§ **SELECTION**
______
I have heard you discuss the topic of historical revisionism on radio. I told my son about this, and he doesn’t believe it. Do you have some examples of how our history has been revised from the original?

Many historians have wanted to secularize our founders. Take this quote from W.E. Woodward. He wrote that “The name of Jesus Christ is not mentioned even once in the vast collection of Washington’s published letters.”{1}

Anyone who has read some of Washington’s writing knows he mentions God and divine providence. But it isn’t too difficult to also find times in which he mentions Jesus Christ. For example, when George Washington wrote to the Delaware Indian Chiefs (June 12, 1779) he said: “You do well to wish to learn our arts and ways of life, and above all, the religion of Jesus Christ. These will make you a greater and happier people than you are. Congress will do every thing they can to assist you in this wise intention.”{2}

Other examples are also available. For example, a well-worn, handwritten prayer book found among Washington’s personal writings after his death had the name “Jesus Christ” used sixteen times. {3}

Often historical revisionism is done by selective omission. Consider this famous quote from a book on American history by Kenneth Davis.{4} In 1775, Patrick Henry asked, “Is life so dear or peace so sweet as to be purchased at the price of chains and slavery?” Davis then picks up the quote again with the final statement by Patrick Henry: “I know not what course others may take, but as for me, give me liberty or give me death.”
______
§ **SHORT TASK 1**
For the passage on historical revisionism, decide whether each statement below agrees with it. Answer yes or no for each, and quote the words that settle it.
(a) W.E. Woodward wrote that Jesus Christ is never named in Washington's published letters.
(b) Washington wrote to the Delaware Indian Chiefs in 1789.
(c) Washington's prayer book used the name "Jesus Christ" twelve times.
§ **SHORT TASK 2**
Answer these questions using the passage on historical revisionism.
(a) In what year did Patrick Henry ask the quoted question about chains and slavery?
(b) Who wrote the book on American history that quotes Patrick Henry?
(c) According to the passage, how is historical revisionism often done?
§ **SHORT TASK 3**
Reproduce the stretch of the passage on historical revisionism from "I have heard" through "from the original?".

Box annotation data
______
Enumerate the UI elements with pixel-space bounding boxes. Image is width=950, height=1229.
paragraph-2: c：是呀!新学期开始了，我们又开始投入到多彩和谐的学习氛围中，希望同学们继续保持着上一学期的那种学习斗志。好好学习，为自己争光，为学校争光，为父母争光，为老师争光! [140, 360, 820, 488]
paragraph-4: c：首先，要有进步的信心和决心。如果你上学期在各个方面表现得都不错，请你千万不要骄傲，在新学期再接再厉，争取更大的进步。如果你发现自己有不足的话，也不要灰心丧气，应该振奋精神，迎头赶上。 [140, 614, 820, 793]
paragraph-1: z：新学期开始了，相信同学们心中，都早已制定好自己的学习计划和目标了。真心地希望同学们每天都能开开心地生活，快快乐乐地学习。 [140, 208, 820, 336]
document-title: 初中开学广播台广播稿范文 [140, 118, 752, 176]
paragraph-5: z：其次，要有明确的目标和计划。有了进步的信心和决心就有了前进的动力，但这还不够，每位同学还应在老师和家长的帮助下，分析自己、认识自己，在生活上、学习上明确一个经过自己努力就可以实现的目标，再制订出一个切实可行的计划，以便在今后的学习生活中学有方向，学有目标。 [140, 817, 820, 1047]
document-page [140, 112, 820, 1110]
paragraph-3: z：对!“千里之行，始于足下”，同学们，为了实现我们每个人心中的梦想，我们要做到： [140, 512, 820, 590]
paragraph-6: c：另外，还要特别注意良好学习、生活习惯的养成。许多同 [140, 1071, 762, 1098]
______
§ **OUTPUT 1**
(a) Yes: "The name of Jesus Christ is not mentioned even once in the vast collection of Washington’s published letters."
(b) No: "(June 12, 1779)"
(c) No: "had the name “Jesus Christ” used sixteen times"

§ **OUTPUT 2**
(a) 1775
(b) Kenneth Davis
(c) By selective omission

§ **OUTPUT 3**
I have heard you discuss the topic of historical revisionism on radio. I told my son about this, and he doesn’t believe it. Do you have some examples of how our history has been revised from the original?